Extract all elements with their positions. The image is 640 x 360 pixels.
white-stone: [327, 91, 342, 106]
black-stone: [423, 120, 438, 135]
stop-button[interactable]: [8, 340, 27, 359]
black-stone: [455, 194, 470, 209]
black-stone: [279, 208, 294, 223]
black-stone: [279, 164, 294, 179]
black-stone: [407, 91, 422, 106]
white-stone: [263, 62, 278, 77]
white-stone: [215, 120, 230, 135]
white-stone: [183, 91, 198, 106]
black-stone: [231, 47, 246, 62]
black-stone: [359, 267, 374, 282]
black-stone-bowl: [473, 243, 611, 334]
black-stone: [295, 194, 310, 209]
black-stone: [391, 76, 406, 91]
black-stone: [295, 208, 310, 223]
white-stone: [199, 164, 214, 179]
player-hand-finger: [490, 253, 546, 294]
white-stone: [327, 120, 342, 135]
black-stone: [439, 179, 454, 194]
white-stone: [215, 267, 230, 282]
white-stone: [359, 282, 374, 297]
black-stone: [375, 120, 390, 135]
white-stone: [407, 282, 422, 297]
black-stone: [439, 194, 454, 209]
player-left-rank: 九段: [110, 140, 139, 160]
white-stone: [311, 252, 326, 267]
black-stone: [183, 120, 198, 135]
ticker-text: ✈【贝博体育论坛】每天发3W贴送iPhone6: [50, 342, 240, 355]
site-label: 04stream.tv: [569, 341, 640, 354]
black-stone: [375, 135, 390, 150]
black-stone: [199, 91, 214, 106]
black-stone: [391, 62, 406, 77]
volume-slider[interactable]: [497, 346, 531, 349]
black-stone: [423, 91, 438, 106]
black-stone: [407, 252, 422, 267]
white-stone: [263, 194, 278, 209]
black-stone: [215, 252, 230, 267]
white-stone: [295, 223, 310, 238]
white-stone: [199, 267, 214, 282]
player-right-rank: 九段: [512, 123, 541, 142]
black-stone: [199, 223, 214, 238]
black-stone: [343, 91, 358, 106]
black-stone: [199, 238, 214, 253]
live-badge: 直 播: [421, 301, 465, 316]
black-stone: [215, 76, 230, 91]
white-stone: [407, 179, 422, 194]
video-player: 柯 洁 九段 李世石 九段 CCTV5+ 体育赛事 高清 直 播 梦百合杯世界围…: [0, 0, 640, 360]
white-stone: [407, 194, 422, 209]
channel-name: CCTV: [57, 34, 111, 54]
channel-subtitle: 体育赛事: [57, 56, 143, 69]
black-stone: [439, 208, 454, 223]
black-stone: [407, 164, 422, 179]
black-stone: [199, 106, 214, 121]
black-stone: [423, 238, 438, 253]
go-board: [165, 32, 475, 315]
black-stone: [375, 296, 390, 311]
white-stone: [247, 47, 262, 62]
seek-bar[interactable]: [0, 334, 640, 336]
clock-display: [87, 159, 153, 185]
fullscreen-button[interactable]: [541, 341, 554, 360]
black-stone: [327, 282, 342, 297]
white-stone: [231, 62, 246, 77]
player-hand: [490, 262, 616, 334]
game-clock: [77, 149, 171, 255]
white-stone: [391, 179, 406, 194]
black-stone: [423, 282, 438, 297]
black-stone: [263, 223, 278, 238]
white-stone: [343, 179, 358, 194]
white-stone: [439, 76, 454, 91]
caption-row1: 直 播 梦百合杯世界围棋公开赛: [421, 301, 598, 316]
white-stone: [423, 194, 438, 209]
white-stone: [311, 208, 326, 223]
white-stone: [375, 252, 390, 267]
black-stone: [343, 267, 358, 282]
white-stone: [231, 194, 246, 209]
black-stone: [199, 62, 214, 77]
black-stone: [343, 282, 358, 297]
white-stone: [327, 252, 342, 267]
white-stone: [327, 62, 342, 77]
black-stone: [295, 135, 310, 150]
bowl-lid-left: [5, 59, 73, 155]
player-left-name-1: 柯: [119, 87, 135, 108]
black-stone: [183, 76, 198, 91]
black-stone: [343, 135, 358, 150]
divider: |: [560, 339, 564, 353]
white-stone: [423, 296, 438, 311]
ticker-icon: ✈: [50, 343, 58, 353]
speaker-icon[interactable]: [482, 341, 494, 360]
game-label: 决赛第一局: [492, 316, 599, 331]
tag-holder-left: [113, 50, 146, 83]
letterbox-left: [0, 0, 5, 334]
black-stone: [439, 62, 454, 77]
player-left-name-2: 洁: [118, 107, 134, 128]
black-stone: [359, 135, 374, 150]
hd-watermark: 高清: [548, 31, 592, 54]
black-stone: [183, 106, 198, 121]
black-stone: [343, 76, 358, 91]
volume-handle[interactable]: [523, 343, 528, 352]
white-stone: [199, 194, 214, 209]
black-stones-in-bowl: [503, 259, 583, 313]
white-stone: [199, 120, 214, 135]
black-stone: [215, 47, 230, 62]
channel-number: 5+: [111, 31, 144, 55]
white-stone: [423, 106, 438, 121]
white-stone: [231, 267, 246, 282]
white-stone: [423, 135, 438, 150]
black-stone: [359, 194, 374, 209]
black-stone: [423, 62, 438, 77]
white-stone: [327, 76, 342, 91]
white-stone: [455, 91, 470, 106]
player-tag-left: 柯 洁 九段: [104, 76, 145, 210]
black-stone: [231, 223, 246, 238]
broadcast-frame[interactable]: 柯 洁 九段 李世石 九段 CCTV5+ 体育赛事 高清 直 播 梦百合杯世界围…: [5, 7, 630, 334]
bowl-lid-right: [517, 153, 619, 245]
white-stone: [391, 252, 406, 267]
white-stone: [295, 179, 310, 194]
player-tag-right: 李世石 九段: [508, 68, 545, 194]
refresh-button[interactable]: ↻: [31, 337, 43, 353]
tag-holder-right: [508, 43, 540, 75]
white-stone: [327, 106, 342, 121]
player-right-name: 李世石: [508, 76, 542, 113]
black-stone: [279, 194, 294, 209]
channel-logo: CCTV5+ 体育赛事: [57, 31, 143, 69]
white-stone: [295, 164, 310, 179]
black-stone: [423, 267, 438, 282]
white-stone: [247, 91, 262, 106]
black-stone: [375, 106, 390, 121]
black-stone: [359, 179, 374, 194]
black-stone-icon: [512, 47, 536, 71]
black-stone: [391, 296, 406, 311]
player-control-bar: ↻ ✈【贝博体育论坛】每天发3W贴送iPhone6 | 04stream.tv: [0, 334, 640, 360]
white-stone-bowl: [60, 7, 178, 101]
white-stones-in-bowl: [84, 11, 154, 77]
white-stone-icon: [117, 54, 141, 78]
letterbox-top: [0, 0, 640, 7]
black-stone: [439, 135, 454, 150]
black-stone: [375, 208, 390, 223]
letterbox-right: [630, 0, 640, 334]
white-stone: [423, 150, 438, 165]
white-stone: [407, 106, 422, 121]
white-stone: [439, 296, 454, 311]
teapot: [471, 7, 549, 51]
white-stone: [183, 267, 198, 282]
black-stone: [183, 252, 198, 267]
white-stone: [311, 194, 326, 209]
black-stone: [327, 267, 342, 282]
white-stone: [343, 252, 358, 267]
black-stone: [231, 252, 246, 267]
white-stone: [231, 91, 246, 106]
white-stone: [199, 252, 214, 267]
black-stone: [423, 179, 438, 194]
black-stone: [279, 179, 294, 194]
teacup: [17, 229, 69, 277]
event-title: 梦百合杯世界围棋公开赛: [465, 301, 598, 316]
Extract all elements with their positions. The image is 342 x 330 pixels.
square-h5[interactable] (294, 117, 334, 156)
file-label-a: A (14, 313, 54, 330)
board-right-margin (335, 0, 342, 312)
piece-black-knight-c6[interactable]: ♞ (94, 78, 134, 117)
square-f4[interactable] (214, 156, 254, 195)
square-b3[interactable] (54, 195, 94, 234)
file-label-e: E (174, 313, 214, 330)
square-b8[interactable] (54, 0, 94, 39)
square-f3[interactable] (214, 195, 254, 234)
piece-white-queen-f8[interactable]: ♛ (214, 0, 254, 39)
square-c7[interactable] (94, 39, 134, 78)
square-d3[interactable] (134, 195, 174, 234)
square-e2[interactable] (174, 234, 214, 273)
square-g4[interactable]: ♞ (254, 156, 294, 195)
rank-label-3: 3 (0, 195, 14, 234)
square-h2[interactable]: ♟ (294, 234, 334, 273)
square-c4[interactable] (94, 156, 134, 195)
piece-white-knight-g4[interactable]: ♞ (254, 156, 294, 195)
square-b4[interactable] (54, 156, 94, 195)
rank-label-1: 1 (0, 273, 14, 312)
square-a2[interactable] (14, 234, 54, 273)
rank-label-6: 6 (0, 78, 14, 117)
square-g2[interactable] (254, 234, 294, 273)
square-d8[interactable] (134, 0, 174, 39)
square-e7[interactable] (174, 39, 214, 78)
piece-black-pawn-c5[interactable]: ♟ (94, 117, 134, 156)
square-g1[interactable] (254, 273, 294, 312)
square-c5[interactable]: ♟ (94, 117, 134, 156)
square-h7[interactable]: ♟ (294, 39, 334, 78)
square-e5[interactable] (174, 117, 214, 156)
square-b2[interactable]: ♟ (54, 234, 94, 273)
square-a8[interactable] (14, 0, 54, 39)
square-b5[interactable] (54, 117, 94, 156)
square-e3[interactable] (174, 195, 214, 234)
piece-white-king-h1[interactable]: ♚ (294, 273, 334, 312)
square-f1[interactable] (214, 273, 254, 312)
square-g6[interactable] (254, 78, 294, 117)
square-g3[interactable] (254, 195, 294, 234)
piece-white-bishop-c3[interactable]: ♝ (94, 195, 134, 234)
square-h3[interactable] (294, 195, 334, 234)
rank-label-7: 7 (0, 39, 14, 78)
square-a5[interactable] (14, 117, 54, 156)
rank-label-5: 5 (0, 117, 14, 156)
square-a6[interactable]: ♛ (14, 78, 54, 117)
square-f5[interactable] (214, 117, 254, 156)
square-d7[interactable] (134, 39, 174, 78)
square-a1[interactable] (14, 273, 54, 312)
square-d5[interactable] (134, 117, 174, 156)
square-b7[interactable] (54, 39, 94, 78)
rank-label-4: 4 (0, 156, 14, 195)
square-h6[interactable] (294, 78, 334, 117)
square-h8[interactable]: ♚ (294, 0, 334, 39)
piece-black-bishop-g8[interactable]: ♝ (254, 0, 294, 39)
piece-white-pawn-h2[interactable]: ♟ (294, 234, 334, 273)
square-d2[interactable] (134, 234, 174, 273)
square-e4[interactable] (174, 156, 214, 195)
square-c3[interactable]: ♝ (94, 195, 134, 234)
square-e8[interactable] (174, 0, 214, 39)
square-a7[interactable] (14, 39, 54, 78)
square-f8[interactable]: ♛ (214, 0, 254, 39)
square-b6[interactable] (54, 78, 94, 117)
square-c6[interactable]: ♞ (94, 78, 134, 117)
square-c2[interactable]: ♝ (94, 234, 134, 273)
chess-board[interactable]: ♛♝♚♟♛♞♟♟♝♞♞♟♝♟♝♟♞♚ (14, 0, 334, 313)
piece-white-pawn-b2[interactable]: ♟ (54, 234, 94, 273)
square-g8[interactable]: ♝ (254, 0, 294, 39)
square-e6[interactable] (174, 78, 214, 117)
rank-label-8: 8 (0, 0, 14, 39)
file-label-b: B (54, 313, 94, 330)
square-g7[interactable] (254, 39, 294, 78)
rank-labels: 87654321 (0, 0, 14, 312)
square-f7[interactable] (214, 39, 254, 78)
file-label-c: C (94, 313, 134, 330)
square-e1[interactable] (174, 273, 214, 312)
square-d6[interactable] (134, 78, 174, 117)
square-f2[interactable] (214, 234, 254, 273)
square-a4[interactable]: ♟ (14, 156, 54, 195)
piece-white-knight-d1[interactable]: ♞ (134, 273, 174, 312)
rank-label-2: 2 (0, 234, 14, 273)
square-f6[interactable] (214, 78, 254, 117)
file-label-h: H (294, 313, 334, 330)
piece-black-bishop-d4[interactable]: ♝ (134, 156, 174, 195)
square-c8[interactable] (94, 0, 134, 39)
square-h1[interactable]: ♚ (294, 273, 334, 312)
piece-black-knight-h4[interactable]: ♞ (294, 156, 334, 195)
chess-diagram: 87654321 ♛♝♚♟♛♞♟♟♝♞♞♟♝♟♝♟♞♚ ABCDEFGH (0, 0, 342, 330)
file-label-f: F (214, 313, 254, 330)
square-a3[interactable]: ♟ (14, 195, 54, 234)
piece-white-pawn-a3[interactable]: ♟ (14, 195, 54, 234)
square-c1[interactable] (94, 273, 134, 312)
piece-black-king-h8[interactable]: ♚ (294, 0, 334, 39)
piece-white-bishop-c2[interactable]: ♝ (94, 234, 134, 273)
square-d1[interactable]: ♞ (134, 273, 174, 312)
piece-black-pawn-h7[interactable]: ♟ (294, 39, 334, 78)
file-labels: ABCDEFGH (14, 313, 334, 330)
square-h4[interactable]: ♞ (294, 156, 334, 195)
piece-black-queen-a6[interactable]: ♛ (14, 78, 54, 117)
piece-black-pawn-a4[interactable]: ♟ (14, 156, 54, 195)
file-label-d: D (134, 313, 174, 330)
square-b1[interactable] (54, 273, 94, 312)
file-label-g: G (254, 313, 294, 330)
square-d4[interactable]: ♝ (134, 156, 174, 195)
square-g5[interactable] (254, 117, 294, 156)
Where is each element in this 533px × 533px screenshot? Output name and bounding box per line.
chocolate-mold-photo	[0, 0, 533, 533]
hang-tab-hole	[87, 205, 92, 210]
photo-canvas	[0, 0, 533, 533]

● **What is needed**
Repeat everything from the start of the data down to the line containing "volume-slider[interactable]: [497, 346, 531, 349]", changing every "white-stone" to "light-stone" and leaving all else unchanged.

● **Task response**
Extract all elements with their positions. The image is 640 x 360 pixels.
light-stone: [327, 91, 342, 106]
black-stone: [423, 120, 438, 135]
stop-button[interactable]: [8, 340, 27, 359]
black-stone: [455, 194, 470, 209]
black-stone: [279, 208, 294, 223]
black-stone: [279, 164, 294, 179]
black-stone: [407, 91, 422, 106]
light-stone: [263, 62, 278, 77]
light-stone: [215, 120, 230, 135]
light-stone: [183, 91, 198, 106]
black-stone: [231, 47, 246, 62]
black-stone: [359, 267, 374, 282]
black-stone-bowl: [473, 243, 611, 334]
black-stone: [295, 194, 310, 209]
black-stone: [391, 76, 406, 91]
black-stone: [295, 208, 310, 223]
light-stone: [199, 164, 214, 179]
player-hand-finger: [490, 253, 546, 294]
light-stone: [327, 120, 342, 135]
black-stone: [439, 179, 454, 194]
light-stone: [215, 267, 230, 282]
light-stone: [359, 282, 374, 297]
black-stone: [375, 120, 390, 135]
light-stone: [407, 282, 422, 297]
black-stone: [439, 194, 454, 209]
player-left-rank: 九段: [110, 140, 139, 160]
light-stone: [311, 252, 326, 267]
black-stone: [183, 120, 198, 135]
ticker-text: ✈【贝博体育论坛】每天发3W贴送iPhone6: [50, 342, 240, 355]
site-label: 04stream.tv: [569, 341, 640, 354]
black-stone: [375, 135, 390, 150]
black-stone: [199, 91, 214, 106]
black-stone: [391, 62, 406, 77]
volume-slider[interactable]: [497, 346, 531, 349]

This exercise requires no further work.